Records from a collection:
────────────────
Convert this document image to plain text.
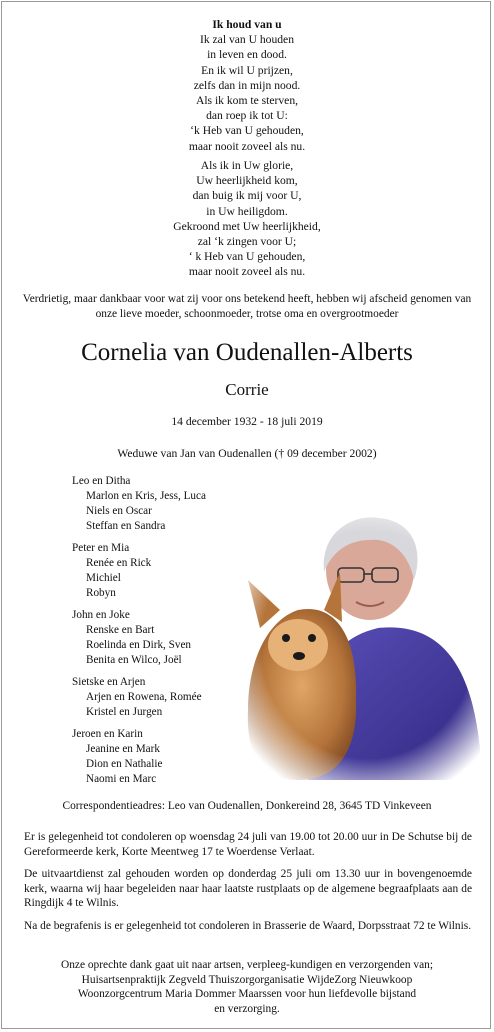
Ik houd van u
Ik zal van U houden
in leven en dood.
En ik wil U prijzen,
zelfs dan in mijn nood.
Als ik kom te sterven,
dan roep ik tot U:
‘k Heb van U gehouden,
maar nooit zoveel als nu.
Als ik in Uw glorie,
Uw heerlijkheid kom,
dan buig ik mij voor U,
in Uw heiligdom.
Gekroond met Uw heerlijkheid,
zal ‘k zingen voor U;
‘ k Heb van U gehouden,
maar nooit zoveel als nu.
Verdrietig, maar dankbaar voor wat zij voor ons betekend heeft, hebben wij afscheid genomen van onze lieve moeder, schoonmoeder, trotse oma en overgrootmoeder
Cornelia van Oudenallen-Alberts
Corrie
14 december 1932 - 18 juli 2019
Weduwe van Jan van Oudenallen († 09 december 2002)
Leo en Ditha
Marlon en Kris, Jess, Luca
Niels en Oscar
Steffan en Sandra
Peter en Mia
Renée en Rick
Michiel
Robyn
John en Joke
Renske en Bart
Roelinda en Dirk, Sven
Benita en Wilco, Joël
Sietske en Arjen
Arjen en Rowena, Romée
Kristel en Jurgen
Jeroen en Karin
Jeanine en Mark
Dion en Nathalie
Naomi en Marc
Correspondentieadres: Leo van Oudenallen, Donkereind 28, 3645 TD Vinkeveen
Er is gelegenheid tot condoleren op woensdag 24 juli van 19.00 tot 20.00 uur in De Schutse bij de Gereformeerde kerk, Korte Meentweg 17 te Woerdense Verlaat.
De uitvaartdienst zal gehouden worden op donderdag 25 juli om 13.30 uur in bovengenoemde kerk, waarna wij haar begeleiden naar haar laatste rustplaats op de algemene begraafplaats aan de Ringdijk 4 te Wilnis.
Na de begrafenis is er gelegenheid tot condoleren in Brasserie de Waard, Dorpsstraat 72 te Wilnis.
Onze oprechte dank gaat uit naar artsen, verpleeg-kundigen en verzorgenden van;
Huisartsenpraktijk Zegveld Thuiszorgorganisatie WijdeZorg Nieuwkoop
Woonzorgcentrum Maria Dommer Maarssen voor hun liefdevolle bijstand
en verzorging.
────────────────
> _Your task_:
Repeat every line above precisely; pictures do not belong in the copy.

> _Response area_:
Convert this document image to plain text.
Ik houd van u
Ik zal van U houden
in leven en dood.
En ik wil U prijzen,
zelfs dan in mijn nood.
Als ik kom te sterven,
dan roep ik tot U:
‘k Heb van U gehouden,
maar nooit zoveel als nu.
Als ik in Uw glorie,
Uw heerlijkheid kom,
dan buig ik mij voor U,
in Uw heiligdom.
Gekroond met Uw heerlijkheid,
zal ‘k zingen voor U;
‘ k Heb van U gehouden,
maar nooit zoveel als nu.
Verdrietig, maar dankbaar voor wat zij voor ons betekend heeft, hebben wij afscheid genomen van onze lieve moeder, schoonmoeder, trotse oma en overgrootmoeder
Cornelia van Oudenallen-Alberts
Corrie
14 december 1932 - 18 juli 2019
Weduwe van Jan van Oudenallen († 09 december 2002)
Leo en Ditha
Marlon en Kris, Jess, Luca
Niels en Oscar
Steffan en Sandra
Peter en Mia
Renée en Rick
Michiel
Robyn
John en Joke
Renske en Bart
Roelinda en Dirk, Sven
Benita en Wilco, Joël
Sietske en Arjen
Arjen en Rowena, Romée
Kristel en Jurgen
Jeroen en Karin
Jeanine en Mark
Dion en Nathalie
Naomi en Marc
Correspondentieadres: Leo van Oudenallen, Donkereind 28, 3645 TD Vinkeveen
Er is gelegenheid tot condoleren op woensdag 24 juli van 19.00 tot 20.00 uur in De Schutse bij de Gereformeerde kerk, Korte Meentweg 17 te Woerdense Verlaat.
De uitvaartdienst zal gehouden worden op donderdag 25 juli om 13.30 uur in bovengenoemde kerk, waarna wij haar begeleiden naar haar laatste rustplaats op de algemene begraafplaats aan de Ringdijk 4 te Wilnis.
Na de begrafenis is er gelegenheid tot condoleren in Brasserie de Waard, Dorpsstraat 72 te Wilnis.
Onze oprechte dank gaat uit naar artsen, verpleeg-kundigen en verzorgenden van;
Huisartsenpraktijk Zegveld Thuiszorgorganisatie WijdeZorg Nieuwkoop
Woonzorgcentrum Maria Dommer Maarssen voor hun liefdevolle bijstand
en verzorging.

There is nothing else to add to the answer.